• SET TASK
Copy out the lines of the entries below, beginning with the line that contains "Identify all the" and ending with the line that contains "author-avatar[interactable] — [203, 990, 245, 1032]", both included.
━━━ RECORDS FOR THE TASK
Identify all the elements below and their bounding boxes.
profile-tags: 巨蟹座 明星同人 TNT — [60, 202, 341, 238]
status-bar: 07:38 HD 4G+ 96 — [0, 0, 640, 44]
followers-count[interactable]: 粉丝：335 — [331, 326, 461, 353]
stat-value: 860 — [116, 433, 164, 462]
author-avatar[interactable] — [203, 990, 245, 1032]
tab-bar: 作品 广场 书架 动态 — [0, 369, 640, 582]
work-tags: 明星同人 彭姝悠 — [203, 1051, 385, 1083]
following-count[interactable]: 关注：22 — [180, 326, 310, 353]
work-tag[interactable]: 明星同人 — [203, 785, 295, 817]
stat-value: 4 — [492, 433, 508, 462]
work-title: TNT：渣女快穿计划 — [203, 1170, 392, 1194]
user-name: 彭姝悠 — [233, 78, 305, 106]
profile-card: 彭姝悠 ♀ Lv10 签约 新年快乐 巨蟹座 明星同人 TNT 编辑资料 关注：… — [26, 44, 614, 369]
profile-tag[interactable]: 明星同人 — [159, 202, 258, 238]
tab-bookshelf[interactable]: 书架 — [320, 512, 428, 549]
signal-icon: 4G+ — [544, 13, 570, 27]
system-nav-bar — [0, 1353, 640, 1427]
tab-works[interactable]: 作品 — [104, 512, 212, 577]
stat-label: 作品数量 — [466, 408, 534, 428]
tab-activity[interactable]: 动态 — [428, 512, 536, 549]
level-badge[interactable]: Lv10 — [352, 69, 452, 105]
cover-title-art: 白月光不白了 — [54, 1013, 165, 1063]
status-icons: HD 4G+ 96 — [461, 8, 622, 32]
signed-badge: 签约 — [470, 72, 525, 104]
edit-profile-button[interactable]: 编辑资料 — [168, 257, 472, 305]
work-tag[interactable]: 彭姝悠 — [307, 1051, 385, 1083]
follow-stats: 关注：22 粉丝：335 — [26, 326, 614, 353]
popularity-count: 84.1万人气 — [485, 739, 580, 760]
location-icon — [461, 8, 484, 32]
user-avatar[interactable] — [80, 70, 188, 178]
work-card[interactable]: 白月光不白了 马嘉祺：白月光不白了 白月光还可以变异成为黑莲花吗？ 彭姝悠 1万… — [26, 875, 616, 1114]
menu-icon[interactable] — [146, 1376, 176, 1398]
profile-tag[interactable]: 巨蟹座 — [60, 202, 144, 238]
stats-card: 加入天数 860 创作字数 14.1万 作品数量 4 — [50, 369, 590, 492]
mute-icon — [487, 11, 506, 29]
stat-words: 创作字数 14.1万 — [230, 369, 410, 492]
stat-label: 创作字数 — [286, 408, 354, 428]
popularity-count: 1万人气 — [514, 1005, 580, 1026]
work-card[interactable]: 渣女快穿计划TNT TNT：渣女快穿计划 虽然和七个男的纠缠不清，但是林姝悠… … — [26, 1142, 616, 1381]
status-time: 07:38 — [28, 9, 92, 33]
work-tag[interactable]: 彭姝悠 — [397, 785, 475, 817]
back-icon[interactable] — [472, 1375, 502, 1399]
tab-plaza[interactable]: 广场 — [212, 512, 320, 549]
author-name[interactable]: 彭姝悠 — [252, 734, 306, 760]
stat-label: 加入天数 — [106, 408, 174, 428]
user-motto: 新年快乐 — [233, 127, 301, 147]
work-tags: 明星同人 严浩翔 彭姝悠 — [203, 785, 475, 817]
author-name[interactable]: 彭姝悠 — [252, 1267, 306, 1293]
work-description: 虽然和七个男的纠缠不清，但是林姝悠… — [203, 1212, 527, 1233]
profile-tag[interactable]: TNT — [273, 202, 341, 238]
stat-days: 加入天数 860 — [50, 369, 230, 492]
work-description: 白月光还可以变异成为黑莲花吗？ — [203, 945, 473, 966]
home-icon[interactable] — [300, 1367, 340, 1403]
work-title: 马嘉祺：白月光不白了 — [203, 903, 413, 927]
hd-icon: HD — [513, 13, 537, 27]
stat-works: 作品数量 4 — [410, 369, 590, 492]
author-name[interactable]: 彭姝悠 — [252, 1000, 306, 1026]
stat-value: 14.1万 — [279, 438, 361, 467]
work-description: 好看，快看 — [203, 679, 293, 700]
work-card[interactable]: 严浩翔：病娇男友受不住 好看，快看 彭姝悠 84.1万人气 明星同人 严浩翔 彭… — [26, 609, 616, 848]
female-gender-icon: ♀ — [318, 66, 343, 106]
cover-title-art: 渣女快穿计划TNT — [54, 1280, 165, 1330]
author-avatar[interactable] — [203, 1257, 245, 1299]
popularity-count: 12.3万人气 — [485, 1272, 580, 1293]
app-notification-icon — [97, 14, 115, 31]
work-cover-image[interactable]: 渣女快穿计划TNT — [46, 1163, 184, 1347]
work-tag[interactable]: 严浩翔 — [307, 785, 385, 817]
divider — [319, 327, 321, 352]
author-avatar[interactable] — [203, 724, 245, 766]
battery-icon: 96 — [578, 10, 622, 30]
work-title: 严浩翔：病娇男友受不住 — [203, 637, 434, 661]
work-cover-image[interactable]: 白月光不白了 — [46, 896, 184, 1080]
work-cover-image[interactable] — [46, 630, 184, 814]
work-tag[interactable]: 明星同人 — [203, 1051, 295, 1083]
━━━━━━
━━━ RECORDS FOR THE TASK
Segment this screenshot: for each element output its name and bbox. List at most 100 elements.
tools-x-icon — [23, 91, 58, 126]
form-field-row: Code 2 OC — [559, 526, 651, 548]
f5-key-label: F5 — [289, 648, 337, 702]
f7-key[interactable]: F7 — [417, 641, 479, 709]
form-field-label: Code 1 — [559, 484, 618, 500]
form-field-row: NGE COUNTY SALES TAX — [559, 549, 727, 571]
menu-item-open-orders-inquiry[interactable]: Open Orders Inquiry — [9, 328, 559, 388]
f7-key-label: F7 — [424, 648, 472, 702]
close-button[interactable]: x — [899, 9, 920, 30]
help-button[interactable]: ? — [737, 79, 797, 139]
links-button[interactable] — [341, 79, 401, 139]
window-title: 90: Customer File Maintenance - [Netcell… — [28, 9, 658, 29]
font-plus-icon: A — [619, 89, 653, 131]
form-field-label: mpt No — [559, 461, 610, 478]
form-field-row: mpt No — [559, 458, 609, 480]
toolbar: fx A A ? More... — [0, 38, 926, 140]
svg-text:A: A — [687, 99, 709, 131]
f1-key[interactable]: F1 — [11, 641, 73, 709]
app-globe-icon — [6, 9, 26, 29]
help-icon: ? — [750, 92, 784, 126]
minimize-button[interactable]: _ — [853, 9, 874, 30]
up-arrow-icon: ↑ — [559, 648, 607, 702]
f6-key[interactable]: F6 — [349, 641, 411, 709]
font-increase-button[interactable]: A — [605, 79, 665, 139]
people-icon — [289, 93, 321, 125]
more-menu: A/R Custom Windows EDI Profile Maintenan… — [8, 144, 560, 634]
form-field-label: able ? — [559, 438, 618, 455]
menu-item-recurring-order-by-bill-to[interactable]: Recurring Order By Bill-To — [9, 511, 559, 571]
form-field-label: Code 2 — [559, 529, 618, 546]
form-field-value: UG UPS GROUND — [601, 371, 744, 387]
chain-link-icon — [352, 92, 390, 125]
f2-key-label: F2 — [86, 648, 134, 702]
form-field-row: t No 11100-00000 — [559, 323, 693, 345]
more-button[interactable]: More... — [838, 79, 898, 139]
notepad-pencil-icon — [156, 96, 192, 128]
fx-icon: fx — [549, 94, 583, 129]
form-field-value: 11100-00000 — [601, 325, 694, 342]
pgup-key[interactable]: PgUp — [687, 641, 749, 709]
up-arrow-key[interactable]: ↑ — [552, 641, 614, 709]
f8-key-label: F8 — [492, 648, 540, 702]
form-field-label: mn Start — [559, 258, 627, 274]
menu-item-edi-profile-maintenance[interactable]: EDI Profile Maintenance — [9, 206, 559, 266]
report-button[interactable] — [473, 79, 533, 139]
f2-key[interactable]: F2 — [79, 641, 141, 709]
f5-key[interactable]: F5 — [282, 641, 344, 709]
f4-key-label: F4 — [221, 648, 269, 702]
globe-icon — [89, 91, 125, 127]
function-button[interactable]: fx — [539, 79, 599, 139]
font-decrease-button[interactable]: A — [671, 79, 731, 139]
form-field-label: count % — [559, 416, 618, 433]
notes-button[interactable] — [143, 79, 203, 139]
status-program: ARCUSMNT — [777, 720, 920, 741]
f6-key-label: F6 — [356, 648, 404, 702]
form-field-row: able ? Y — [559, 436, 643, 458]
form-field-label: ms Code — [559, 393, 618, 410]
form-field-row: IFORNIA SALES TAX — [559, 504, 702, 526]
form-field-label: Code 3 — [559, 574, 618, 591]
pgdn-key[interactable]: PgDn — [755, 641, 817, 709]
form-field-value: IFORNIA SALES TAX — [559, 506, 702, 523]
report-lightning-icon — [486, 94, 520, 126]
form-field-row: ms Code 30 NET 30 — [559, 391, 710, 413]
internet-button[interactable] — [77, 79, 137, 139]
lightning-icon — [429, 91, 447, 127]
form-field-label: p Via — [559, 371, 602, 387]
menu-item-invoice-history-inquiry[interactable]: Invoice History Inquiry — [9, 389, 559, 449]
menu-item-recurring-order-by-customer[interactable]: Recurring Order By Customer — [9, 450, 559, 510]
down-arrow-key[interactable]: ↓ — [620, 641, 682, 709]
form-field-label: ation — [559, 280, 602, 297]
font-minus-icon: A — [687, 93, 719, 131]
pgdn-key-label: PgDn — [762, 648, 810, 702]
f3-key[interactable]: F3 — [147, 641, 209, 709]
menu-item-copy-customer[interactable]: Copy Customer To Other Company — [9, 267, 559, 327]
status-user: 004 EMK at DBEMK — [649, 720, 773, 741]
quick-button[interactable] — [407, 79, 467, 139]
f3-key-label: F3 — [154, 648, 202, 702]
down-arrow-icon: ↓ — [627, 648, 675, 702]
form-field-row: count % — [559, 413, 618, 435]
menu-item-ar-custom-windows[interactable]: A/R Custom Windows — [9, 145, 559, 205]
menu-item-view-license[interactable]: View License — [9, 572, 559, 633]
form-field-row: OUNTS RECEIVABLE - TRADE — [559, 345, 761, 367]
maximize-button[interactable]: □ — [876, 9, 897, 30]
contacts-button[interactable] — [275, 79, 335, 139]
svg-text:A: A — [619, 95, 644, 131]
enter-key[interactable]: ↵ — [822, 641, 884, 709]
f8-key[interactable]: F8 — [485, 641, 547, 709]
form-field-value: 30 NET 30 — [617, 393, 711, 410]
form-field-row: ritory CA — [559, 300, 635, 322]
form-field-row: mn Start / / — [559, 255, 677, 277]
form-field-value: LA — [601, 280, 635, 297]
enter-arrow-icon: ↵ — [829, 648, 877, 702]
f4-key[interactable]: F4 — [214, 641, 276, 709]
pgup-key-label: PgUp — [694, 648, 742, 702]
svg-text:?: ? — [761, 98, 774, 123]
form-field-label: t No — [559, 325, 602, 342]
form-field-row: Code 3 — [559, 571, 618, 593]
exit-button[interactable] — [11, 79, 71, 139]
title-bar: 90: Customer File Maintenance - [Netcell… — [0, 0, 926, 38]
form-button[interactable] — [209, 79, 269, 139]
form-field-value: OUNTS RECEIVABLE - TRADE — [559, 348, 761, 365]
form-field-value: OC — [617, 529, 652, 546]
━━━━━━
• TASK OUTPUT
Identify all the elements below and their bounding boxes.
profile-tags: 巨蟹座 明星同人 TNT — [60, 202, 341, 238]
status-bar: 07:38 HD 4G+ 96 — [0, 0, 640, 44]
followers-count[interactable]: 粉丝：335 — [331, 326, 461, 353]
stat-value: 860 — [116, 433, 164, 462]
author-avatar[interactable] — [203, 990, 245, 1032]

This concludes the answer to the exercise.